#### [Supplied records]
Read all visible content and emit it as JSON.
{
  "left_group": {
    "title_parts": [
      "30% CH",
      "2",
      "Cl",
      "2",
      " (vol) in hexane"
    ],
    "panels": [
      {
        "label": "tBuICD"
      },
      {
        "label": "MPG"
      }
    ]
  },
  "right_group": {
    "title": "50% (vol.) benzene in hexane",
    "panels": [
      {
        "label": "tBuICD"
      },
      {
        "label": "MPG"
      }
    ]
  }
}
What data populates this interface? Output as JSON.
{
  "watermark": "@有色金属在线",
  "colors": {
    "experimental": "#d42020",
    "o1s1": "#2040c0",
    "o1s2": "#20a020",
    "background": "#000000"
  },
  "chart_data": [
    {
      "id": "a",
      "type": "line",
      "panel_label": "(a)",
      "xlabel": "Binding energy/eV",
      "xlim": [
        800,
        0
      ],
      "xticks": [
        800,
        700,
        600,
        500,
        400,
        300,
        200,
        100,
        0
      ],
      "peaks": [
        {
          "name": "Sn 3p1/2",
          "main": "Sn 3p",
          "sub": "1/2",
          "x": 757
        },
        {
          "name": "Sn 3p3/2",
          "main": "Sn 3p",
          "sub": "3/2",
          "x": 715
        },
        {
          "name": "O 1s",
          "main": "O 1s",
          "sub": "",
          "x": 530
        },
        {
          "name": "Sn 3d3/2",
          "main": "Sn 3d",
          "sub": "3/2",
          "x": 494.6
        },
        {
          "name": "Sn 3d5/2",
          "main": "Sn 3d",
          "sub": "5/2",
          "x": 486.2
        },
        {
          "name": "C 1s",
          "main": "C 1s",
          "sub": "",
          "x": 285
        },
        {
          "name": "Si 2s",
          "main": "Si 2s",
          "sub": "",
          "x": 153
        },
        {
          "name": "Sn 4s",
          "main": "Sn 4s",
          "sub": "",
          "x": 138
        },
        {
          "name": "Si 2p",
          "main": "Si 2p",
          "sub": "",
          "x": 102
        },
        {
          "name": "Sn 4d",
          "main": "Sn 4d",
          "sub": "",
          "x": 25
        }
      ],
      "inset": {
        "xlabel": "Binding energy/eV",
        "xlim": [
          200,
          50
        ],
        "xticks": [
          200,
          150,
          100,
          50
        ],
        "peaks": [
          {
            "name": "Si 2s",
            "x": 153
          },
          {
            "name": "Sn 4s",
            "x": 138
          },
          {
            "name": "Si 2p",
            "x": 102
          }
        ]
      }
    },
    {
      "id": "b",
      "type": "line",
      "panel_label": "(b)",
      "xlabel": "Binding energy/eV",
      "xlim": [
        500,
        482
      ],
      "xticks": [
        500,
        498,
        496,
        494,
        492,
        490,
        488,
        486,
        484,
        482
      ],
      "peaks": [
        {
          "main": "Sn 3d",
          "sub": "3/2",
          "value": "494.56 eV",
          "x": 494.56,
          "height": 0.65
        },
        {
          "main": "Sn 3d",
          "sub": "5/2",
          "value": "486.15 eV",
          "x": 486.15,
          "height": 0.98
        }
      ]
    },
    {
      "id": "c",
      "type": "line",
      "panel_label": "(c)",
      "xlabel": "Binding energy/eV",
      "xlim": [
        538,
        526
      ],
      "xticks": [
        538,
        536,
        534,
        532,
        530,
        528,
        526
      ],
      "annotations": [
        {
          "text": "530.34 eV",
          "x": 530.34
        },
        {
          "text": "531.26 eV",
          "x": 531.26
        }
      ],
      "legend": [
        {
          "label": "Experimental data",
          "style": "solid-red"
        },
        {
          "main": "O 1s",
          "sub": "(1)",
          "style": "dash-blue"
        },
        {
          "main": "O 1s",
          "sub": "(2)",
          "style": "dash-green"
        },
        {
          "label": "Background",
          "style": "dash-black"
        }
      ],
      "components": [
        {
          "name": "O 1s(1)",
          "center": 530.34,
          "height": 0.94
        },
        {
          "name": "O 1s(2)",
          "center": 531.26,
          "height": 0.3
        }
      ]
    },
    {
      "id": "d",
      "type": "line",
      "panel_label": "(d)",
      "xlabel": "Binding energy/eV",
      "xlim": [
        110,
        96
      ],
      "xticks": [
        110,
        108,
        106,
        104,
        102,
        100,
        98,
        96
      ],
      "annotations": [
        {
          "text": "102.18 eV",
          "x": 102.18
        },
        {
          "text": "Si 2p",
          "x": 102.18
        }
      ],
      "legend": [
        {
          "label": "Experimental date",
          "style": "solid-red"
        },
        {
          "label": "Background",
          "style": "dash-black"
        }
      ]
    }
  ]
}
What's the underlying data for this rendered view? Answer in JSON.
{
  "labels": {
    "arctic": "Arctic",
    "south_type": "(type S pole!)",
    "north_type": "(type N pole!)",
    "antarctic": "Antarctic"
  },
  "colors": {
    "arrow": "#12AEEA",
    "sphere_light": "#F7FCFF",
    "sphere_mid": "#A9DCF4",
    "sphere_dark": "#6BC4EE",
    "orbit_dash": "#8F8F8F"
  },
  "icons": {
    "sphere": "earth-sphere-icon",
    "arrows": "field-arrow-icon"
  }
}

#### [What you are asked to do]
Write out every entry again exactly, please, with nothing missing.

#### [Exercise answer]
Read all visible content and emit it as JSON.
{
  "left_group": {
    "title_parts": [
      "30% CH",
      "2",
      "Cl",
      "2",
      " (vol) in hexane"
    ],
    "panels": [
      {
        "label": "tBuICD"
      },
      {
        "label": "MPG"
      }
    ]
  },
  "right_group": {
    "title": "50% (vol.) benzene in hexane",
    "panels": [
      {
        "label": "tBuICD"
      },
      {
        "label": "MPG"
      }
    ]
  }
}
What data populates this interface? Output as JSON.
{
  "watermark": "@有色金属在线",
  "colors": {
    "experimental": "#d42020",
    "o1s1": "#2040c0",
    "o1s2": "#20a020",
    "background": "#000000"
  },
  "chart_data": [
    {
      "id": "a",
      "type": "line",
      "panel_label": "(a)",
      "xlabel": "Binding energy/eV",
      "xlim": [
        800,
        0
      ],
      "xticks": [
        800,
        700,
        600,
        500,
        400,
        300,
        200,
        100,
        0
      ],
      "peaks": [
        {
          "name": "Sn 3p1/2",
          "main": "Sn 3p",
          "sub": "1/2",
          "x": 757
        },
        {
          "name": "Sn 3p3/2",
          "main": "Sn 3p",
          "sub": "3/2",
          "x": 715
        },
        {
          "name": "O 1s",
          "main": "O 1s",
          "sub": "",
          "x": 530
        },
        {
          "name": "Sn 3d3/2",
          "main": "Sn 3d",
          "sub": "3/2",
          "x": 494.6
        },
        {
          "name": "Sn 3d5/2",
          "main": "Sn 3d",
          "sub": "5/2",
          "x": 486.2
        },
        {
          "name": "C 1s",
          "main": "C 1s",
          "sub": "",
          "x": 285
        },
        {
          "name": "Si 2s",
          "main": "Si 2s",
          "sub": "",
          "x": 153
        },
        {
          "name": "Sn 4s",
          "main": "Sn 4s",
          "sub": "",
          "x": 138
        },
        {
          "name": "Si 2p",
          "main": "Si 2p",
          "sub": "",
          "x": 102
        },
        {
          "name": "Sn 4d",
          "main": "Sn 4d",
          "sub": "",
          "x": 25
        }
      ],
      "inset": {
        "xlabel": "Binding energy/eV",
        "xlim": [
          200,
          50
        ],
        "xticks": [
          200,
          150,
          100,
          50
        ],
        "peaks": [
          {
            "name": "Si 2s",
            "x": 153
          },
          {
            "name": "Sn 4s",
            "x": 138
          },
          {
            "name": "Si 2p",
            "x": 102
          }
        ]
      }
    },
    {
      "id": "b",
      "type": "line",
      "panel_label": "(b)",
      "xlabel": "Binding energy/eV",
      "xlim": [
        500,
        482
      ],
      "xticks": [
        500,
        498,
        496,
        494,
        492,
        490,
        488,
        486,
        484,
        482
      ],
      "peaks": [
        {
          "main": "Sn 3d",
          "sub": "3/2",
          "value": "494.56 eV",
          "x": 494.56,
          "height": 0.65
        },
        {
          "main": "Sn 3d",
          "sub": "5/2",
          "value": "486.15 eV",
          "x": 486.15,
          "height": 0.98
        }
      ]
    },
    {
      "id": "c",
      "type": "line",
      "panel_label": "(c)",
      "xlabel": "Binding energy/eV",
      "xlim": [
        538,
        526
      ],
      "xticks": [
        538,
        536,
        534,
        532,
        530,
        528,
        526
      ],
      "annotations": [
        {
          "text": "530.34 eV",
          "x": 530.34
        },
        {
          "text": "531.26 eV",
          "x": 531.26
        }
      ],
      "legend": [
        {
          "label": "Experimental data",
          "style": "solid-red"
        },
        {
          "main": "O 1s",
          "sub": "(1)",
          "style": "dash-blue"
        },
        {
          "main": "O 1s",
          "sub": "(2)",
          "style": "dash-green"
        },
        {
          "label": "Background",
          "style": "dash-black"
        }
      ],
      "components": [
        {
          "name": "O 1s(1)",
          "center": 530.34,
          "height": 0.94
        },
        {
          "name": "O 1s(2)",
          "center": 531.26,
          "height": 0.3
        }
      ]
    },
    {
      "id": "d",
      "type": "line",
      "panel_label": "(d)",
      "xlabel": "Binding energy/eV",
      "xlim": [
        110,
        96
      ],
      "xticks": [
        110,
        108,
        106,
        104,
        102,
        100,
        98,
        96
      ],
      "annotations": [
        {
          "text": "102.18 eV",
          "x": 102.18
        },
        {
          "text": "Si 2p",
          "x": 102.18
        }
      ],
      "legend": [
        {
          "label": "Experimental date",
          "style": "solid-red"
        },
        {
          "label": "Background",
          "style": "dash-black"
        }
      ]
    }
  ]
}
What's the underlying data for this rendered view? Answer in JSON.
{
  "labels": {
    "arctic": "Arctic",
    "south_type": "(type S pole!)",
    "north_type": "(type N pole!)",
    "antarctic": "Antarctic"
  },
  "colors": {
    "arrow": "#12AEEA",
    "sphere_light": "#F7FCFF",
    "sphere_mid": "#A9DCF4",
    "sphere_dark": "#6BC4EE",
    "orbit_dash": "#8F8F8F"
  },
  "icons": {
    "sphere": "earth-sphere-icon",
    "arrows": "field-arrow-icon"
  }
}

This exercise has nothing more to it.